- **Exercise directions**
Copy every line of the data that includes the string "Proceedings".

- **Provided records**
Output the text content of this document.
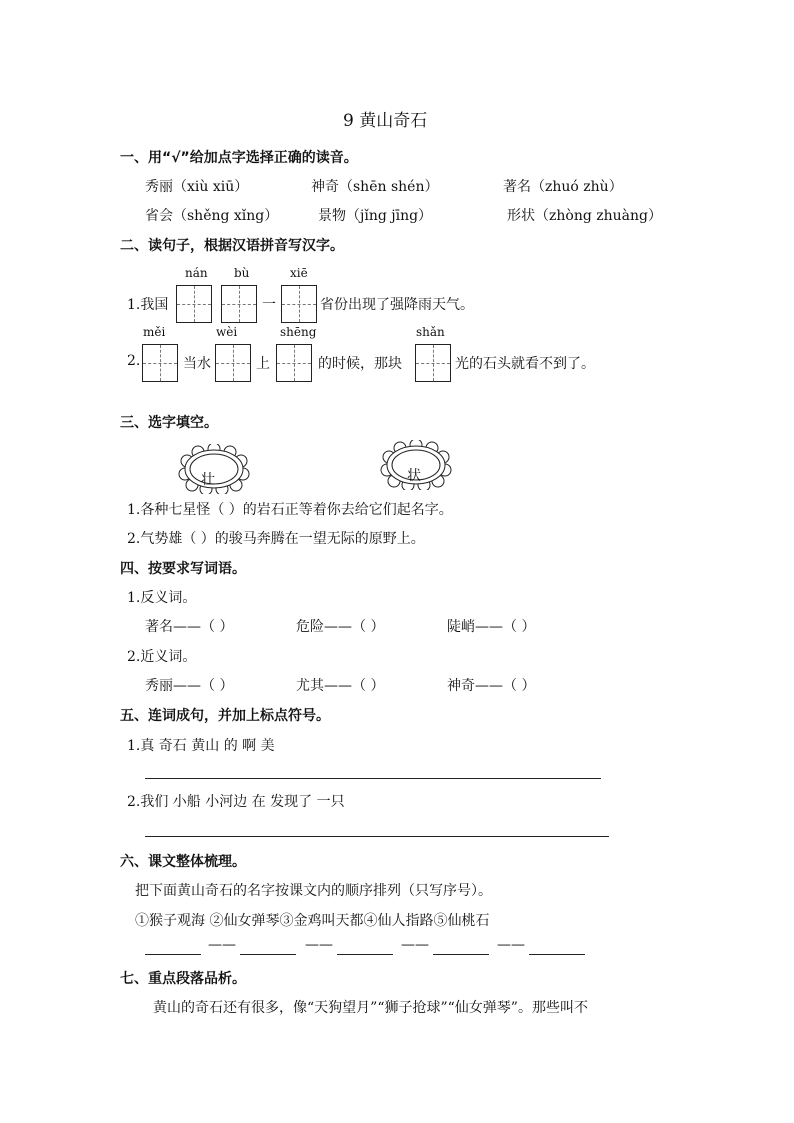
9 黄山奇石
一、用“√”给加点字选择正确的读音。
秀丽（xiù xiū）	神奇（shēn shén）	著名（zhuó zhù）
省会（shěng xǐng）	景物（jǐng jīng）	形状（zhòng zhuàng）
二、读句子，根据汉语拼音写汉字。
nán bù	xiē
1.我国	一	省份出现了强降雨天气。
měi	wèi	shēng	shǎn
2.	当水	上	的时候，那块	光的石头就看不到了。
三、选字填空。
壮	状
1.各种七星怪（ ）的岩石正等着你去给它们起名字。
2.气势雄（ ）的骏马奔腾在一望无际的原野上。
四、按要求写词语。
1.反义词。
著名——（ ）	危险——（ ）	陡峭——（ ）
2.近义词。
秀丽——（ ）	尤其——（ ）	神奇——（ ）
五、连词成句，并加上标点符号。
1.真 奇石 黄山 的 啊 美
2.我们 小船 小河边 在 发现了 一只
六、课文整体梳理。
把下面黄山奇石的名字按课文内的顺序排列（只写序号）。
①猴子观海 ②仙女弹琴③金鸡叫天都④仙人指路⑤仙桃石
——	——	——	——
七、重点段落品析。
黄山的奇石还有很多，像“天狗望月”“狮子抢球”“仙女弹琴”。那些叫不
* * *
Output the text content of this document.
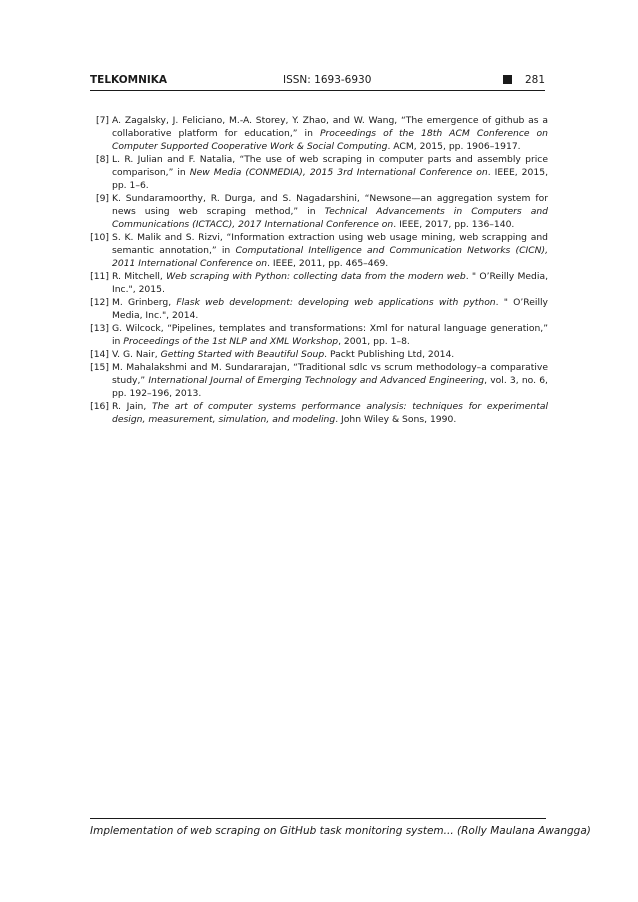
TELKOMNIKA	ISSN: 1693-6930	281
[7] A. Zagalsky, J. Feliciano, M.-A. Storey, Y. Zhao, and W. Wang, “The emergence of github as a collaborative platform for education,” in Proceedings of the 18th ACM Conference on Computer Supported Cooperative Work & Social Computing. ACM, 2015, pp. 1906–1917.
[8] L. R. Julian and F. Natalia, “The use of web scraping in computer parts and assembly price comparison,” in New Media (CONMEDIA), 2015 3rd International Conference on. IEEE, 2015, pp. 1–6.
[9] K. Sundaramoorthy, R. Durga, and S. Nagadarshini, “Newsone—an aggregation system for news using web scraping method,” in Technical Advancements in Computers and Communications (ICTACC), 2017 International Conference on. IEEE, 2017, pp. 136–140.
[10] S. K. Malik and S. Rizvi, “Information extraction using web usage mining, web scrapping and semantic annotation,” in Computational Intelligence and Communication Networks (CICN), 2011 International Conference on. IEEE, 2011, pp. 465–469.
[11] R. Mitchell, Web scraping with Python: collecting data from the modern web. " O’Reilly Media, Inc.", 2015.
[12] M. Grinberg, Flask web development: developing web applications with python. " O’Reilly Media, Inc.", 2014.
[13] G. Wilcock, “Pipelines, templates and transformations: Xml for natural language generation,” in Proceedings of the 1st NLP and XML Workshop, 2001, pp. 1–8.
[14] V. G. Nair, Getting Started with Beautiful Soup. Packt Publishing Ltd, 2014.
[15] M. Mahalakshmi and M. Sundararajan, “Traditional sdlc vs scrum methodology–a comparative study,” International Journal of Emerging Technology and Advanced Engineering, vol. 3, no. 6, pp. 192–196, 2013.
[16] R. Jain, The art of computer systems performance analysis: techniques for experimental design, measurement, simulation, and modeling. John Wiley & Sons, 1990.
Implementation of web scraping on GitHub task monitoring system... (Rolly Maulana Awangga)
--
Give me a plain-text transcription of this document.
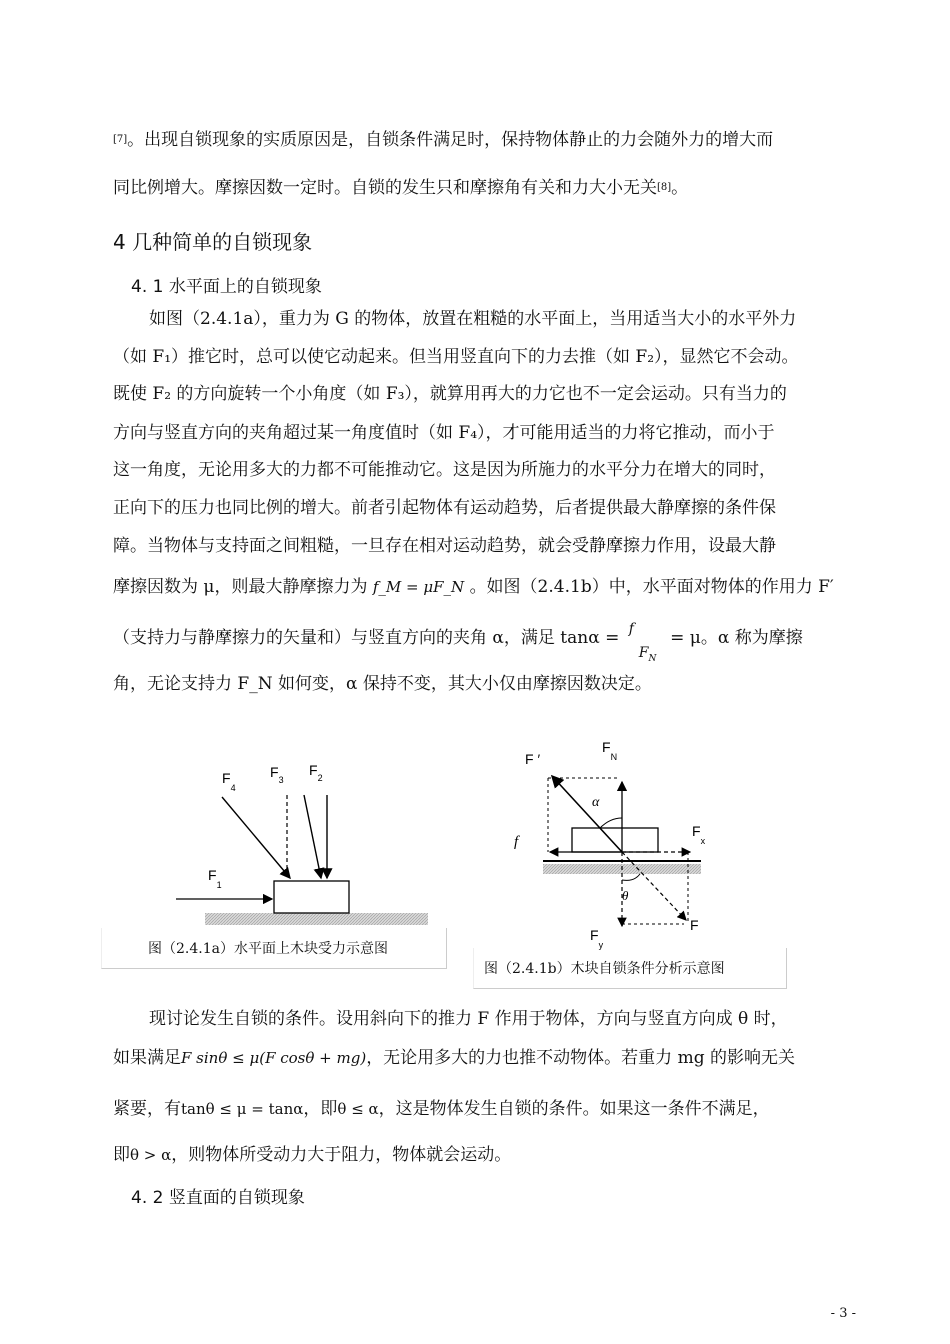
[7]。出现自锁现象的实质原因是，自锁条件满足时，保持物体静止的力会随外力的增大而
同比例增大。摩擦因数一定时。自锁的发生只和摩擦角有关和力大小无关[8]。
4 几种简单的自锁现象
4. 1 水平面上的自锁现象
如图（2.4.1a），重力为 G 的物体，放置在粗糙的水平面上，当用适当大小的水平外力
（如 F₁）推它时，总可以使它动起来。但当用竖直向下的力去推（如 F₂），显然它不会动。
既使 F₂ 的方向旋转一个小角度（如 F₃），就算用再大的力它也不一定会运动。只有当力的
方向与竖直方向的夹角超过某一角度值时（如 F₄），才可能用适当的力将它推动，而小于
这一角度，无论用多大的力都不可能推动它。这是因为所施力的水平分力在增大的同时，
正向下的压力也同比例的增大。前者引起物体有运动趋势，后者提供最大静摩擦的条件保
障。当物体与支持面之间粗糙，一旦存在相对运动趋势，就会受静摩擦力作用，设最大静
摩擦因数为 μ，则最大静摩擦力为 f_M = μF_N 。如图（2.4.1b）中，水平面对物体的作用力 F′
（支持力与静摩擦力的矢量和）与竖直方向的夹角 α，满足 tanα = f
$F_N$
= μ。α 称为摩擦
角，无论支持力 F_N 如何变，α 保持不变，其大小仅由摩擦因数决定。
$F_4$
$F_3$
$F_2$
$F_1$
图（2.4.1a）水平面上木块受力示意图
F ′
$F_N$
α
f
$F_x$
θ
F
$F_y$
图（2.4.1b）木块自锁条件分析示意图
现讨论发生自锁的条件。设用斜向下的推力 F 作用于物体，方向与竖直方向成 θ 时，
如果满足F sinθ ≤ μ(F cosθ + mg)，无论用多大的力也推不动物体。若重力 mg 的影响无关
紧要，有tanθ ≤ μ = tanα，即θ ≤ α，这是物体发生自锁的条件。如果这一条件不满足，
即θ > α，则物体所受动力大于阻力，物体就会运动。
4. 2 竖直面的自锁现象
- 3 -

- **Task solution**
[7] A. Zagalsky, J. Feliciano, M.-A. Storey, Y. Zhao, and W. Wang, “The emergence of github as a collaborative platform for education,” in Proceedings of the 18th ACM Conference on Computer Supported Cooperative Work & Social Computing. ACM, 2015, pp. 1906–1917.
[13] G. Wilcock, “Pipelines, templates and transformations: Xml for natural language generation,” in Proceedings of the 1st NLP and XML Workshop, 2001, pp. 1–8.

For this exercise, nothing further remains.